● GIVEN EXERCISE
List each line of the data in which the string "цистерне" appears.

● RECORD EXTRACTS
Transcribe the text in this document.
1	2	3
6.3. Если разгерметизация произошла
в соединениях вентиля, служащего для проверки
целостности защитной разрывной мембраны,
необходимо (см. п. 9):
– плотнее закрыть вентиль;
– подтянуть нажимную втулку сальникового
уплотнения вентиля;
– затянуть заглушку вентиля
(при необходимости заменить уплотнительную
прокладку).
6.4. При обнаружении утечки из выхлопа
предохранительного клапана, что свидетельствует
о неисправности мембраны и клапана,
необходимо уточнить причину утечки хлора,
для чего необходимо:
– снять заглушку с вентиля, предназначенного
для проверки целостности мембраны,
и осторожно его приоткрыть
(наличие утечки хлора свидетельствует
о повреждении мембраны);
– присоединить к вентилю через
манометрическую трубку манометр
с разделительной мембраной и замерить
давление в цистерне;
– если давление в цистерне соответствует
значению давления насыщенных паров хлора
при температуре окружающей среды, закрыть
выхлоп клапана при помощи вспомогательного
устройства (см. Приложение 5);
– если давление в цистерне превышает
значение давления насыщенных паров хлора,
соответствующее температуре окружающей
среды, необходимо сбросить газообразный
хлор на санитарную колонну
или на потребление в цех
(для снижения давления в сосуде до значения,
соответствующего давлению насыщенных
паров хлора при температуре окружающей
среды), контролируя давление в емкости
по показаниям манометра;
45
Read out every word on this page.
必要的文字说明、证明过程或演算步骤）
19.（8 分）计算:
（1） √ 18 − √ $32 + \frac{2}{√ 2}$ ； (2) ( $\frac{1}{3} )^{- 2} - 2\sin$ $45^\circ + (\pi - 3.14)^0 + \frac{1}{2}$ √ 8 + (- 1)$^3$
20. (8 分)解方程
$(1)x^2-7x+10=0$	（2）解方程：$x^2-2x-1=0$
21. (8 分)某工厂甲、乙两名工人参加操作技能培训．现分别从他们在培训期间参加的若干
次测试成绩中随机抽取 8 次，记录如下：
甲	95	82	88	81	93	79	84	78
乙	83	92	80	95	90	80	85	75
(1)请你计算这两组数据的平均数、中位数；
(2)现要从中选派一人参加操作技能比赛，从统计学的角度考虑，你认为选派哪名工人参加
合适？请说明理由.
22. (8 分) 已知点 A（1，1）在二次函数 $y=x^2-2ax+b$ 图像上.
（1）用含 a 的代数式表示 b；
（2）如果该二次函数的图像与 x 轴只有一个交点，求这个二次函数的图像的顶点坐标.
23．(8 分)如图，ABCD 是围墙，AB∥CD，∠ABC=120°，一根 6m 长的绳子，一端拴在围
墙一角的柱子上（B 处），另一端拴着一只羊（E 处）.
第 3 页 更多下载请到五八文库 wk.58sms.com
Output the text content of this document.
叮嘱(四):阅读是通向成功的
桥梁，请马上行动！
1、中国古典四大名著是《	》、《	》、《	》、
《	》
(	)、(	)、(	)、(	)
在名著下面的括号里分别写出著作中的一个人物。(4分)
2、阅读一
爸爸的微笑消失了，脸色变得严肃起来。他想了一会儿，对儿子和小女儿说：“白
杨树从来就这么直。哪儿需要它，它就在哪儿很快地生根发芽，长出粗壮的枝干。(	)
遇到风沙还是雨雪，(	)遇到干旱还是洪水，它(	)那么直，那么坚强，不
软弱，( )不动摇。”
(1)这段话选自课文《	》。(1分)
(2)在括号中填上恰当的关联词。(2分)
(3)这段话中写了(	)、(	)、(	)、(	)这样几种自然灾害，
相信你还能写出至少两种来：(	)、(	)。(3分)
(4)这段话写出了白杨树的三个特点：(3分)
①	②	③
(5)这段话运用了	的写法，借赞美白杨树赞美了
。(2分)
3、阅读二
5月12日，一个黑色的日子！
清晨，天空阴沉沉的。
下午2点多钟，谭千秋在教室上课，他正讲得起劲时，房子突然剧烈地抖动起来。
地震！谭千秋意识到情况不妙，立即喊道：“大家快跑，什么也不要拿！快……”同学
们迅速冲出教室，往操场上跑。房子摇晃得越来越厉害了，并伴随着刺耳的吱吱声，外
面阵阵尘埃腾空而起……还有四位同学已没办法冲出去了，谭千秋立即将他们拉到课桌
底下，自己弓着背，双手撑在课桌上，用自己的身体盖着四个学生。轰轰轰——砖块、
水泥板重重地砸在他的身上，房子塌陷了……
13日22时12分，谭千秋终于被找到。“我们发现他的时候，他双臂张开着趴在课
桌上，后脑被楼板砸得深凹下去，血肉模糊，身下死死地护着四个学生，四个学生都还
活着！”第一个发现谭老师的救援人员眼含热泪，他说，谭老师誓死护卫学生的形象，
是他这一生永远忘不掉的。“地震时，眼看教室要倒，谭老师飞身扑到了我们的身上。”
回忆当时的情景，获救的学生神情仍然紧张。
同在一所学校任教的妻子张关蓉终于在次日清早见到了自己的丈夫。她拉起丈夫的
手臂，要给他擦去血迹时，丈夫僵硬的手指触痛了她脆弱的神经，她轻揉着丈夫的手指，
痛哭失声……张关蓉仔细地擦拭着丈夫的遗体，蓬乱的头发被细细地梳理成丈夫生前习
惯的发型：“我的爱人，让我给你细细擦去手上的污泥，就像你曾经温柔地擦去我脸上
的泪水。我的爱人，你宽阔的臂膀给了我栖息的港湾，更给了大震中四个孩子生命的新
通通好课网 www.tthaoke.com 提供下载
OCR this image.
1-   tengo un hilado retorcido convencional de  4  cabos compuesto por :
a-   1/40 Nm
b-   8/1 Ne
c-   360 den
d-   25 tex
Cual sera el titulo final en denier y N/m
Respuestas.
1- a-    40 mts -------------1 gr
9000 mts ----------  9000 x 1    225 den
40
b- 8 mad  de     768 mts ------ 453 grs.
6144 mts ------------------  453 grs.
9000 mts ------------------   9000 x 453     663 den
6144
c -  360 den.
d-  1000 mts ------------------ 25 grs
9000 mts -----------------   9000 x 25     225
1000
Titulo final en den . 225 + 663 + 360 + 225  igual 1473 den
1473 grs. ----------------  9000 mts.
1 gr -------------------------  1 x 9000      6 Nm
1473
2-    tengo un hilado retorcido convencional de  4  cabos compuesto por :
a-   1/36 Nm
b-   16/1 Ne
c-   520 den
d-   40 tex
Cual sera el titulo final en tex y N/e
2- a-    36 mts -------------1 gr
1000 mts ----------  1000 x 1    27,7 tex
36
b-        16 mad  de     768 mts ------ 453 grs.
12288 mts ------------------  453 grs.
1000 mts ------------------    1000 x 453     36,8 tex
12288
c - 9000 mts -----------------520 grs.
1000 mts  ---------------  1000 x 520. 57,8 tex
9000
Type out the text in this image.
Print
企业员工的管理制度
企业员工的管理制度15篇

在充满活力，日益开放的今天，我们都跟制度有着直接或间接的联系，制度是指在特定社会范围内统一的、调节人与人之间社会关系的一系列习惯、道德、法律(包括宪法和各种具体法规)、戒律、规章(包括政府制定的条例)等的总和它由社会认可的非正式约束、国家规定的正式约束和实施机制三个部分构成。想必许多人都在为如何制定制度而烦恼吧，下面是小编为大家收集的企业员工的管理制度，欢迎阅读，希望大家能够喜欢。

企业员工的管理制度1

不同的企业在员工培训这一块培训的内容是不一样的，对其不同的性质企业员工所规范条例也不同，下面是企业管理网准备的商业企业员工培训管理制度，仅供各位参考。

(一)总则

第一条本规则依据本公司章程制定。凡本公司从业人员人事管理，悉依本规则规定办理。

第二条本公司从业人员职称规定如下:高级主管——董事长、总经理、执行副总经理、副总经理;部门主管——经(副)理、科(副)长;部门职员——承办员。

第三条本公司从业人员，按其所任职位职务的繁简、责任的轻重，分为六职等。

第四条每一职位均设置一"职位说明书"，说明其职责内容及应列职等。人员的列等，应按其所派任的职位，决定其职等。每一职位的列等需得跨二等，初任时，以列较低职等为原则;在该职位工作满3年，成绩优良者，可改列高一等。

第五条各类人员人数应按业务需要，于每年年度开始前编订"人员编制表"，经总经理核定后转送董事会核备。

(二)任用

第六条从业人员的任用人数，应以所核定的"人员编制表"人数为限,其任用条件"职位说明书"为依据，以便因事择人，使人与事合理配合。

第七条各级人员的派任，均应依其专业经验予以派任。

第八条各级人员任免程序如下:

● ANSWER TO THIS PROBLEM
давление в цистерне;
– если давление в цистерне соответствует
– если давление в цистерне превышает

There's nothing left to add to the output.